╭─ Dataset content

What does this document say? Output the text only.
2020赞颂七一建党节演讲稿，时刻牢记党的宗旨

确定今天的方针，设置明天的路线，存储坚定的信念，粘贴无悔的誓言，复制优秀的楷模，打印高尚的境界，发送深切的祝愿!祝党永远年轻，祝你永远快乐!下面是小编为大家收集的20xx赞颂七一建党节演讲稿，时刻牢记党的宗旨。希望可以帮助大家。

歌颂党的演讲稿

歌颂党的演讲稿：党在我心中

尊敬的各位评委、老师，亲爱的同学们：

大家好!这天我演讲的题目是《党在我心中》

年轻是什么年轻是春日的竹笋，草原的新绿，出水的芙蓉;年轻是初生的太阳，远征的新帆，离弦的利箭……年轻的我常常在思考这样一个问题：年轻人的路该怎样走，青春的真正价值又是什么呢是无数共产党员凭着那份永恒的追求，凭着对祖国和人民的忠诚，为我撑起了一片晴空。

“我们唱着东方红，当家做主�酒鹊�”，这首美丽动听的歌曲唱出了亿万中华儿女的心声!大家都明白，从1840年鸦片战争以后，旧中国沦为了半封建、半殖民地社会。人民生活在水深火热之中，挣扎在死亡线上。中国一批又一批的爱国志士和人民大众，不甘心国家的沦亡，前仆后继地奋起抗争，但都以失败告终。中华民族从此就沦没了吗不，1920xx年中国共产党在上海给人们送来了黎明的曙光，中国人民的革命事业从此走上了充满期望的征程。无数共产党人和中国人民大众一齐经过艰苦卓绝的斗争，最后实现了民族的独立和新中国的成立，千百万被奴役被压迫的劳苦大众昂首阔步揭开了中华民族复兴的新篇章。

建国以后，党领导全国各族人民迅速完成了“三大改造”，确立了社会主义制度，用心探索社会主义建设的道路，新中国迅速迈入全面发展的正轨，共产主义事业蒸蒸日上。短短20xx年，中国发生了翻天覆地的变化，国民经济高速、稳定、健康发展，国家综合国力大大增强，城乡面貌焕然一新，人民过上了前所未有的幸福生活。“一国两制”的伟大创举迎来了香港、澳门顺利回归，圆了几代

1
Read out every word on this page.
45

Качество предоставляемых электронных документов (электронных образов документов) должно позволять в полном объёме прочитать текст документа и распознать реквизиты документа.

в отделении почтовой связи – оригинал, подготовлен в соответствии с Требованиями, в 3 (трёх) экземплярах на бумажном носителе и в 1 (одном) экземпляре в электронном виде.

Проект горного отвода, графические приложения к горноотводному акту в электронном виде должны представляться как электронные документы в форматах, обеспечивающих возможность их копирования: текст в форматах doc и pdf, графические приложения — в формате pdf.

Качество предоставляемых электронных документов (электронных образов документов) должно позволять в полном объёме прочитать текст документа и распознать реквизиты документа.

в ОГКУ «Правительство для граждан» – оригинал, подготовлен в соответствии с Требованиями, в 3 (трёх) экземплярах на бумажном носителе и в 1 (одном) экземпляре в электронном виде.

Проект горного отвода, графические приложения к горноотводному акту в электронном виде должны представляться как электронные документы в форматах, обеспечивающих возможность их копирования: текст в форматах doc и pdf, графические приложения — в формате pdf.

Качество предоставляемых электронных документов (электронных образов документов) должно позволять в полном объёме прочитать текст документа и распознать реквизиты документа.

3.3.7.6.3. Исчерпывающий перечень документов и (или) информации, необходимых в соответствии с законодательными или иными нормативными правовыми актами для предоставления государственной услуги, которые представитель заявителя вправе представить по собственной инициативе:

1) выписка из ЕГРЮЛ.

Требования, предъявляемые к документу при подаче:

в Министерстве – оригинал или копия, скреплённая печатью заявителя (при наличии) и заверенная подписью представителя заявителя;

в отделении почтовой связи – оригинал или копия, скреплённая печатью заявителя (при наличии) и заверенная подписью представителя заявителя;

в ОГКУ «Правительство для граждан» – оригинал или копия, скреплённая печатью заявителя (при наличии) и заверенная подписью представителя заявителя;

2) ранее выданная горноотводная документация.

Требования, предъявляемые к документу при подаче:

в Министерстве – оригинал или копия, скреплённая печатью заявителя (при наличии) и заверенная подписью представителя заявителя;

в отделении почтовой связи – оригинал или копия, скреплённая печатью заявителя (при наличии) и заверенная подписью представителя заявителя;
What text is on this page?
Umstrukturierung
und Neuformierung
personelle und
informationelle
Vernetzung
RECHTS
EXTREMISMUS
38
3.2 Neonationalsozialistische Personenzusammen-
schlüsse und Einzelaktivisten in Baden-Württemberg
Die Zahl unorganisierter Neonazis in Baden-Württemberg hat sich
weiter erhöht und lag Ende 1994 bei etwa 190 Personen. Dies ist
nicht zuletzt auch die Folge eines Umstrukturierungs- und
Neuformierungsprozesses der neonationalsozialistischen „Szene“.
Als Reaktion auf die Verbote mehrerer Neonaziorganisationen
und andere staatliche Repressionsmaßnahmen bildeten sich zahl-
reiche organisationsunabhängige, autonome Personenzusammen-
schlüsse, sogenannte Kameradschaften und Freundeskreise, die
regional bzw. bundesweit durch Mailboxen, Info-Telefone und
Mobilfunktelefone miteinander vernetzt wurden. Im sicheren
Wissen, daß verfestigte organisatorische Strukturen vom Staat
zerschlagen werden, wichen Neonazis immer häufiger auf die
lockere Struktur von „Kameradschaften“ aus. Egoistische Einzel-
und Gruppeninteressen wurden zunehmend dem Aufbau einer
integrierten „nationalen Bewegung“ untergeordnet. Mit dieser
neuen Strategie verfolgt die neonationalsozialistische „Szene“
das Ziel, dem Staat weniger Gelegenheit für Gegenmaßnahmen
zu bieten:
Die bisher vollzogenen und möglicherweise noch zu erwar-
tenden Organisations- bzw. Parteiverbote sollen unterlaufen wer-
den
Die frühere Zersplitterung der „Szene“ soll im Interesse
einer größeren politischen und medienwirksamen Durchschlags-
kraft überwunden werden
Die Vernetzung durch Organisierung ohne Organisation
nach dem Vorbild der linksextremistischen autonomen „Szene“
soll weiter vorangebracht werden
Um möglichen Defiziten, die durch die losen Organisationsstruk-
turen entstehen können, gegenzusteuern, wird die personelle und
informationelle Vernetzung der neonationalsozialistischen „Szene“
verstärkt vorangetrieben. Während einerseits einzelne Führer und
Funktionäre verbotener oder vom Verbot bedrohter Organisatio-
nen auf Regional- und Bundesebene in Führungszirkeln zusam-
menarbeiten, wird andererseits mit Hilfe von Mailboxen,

╰─

Problem details ▸ Only a number is wanted: how many lines contain "wurden"?

Expected output ▸ 2